◆ EXERCISE DETAILS
Return the number of lines holding "System", with nothing added.

— begin DATA FOR THIS EXERCISE —

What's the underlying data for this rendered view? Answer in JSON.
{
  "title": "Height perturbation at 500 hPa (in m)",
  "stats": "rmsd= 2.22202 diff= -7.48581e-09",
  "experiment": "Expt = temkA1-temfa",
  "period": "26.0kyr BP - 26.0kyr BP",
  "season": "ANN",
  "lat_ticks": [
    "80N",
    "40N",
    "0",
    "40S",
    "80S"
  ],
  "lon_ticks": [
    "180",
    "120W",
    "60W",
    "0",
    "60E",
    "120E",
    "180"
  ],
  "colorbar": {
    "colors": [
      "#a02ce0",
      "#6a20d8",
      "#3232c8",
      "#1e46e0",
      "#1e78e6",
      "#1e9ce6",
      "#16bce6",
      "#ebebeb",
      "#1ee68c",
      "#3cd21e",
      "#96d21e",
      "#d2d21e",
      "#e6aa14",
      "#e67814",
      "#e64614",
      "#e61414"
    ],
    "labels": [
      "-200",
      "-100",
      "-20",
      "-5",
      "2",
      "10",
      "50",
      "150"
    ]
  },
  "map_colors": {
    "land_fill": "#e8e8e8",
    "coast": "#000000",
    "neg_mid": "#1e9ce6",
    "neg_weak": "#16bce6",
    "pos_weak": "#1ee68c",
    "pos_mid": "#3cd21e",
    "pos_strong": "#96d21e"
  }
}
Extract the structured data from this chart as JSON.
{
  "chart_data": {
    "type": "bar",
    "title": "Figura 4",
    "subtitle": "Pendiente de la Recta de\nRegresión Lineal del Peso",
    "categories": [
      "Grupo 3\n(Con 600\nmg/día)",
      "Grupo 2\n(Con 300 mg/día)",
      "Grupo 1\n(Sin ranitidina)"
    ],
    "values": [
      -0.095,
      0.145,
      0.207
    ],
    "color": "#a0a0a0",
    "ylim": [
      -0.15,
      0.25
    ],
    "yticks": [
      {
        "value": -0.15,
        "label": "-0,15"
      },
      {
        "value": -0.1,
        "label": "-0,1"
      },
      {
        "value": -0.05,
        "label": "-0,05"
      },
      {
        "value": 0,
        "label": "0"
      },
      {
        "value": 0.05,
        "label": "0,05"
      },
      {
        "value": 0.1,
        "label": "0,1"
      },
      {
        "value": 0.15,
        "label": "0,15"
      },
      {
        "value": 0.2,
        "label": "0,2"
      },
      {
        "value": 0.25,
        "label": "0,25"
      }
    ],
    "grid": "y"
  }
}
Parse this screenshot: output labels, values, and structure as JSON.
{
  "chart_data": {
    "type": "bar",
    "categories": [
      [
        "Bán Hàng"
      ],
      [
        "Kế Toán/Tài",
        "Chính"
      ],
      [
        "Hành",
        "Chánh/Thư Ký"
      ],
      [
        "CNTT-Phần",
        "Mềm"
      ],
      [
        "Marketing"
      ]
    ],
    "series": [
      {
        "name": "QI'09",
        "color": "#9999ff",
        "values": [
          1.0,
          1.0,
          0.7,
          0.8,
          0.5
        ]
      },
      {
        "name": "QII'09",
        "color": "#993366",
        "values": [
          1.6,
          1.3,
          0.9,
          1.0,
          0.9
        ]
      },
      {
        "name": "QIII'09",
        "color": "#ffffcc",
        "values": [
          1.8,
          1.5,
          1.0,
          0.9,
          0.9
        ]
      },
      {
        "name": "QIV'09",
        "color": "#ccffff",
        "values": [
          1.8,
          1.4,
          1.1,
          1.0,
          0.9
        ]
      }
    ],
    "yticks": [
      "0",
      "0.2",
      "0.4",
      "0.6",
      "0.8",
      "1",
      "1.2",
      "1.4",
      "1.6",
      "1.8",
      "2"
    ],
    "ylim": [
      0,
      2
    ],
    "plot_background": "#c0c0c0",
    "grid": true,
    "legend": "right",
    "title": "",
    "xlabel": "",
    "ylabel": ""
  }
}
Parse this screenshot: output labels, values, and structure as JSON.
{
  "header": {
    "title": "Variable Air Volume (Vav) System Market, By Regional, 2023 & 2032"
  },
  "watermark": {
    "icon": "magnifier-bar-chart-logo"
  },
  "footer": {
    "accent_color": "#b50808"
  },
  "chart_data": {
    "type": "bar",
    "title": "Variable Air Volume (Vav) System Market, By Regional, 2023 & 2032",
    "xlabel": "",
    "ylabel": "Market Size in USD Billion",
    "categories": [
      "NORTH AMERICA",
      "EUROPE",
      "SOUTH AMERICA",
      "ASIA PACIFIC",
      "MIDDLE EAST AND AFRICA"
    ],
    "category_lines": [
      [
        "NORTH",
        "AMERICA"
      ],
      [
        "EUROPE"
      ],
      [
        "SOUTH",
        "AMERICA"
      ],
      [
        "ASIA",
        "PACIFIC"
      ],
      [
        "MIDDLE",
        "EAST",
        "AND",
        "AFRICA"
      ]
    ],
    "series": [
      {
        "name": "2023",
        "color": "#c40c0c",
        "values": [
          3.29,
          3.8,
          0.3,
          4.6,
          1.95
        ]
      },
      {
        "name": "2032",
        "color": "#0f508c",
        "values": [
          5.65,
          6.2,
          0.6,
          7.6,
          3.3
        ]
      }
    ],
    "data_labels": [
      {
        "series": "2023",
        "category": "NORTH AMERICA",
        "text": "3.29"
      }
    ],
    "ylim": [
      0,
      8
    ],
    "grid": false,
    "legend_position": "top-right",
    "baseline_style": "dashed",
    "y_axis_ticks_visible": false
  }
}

— end DATA FOR THIS EXERCISE —

◆ SOLUTION FOR THIS PROBLEM
2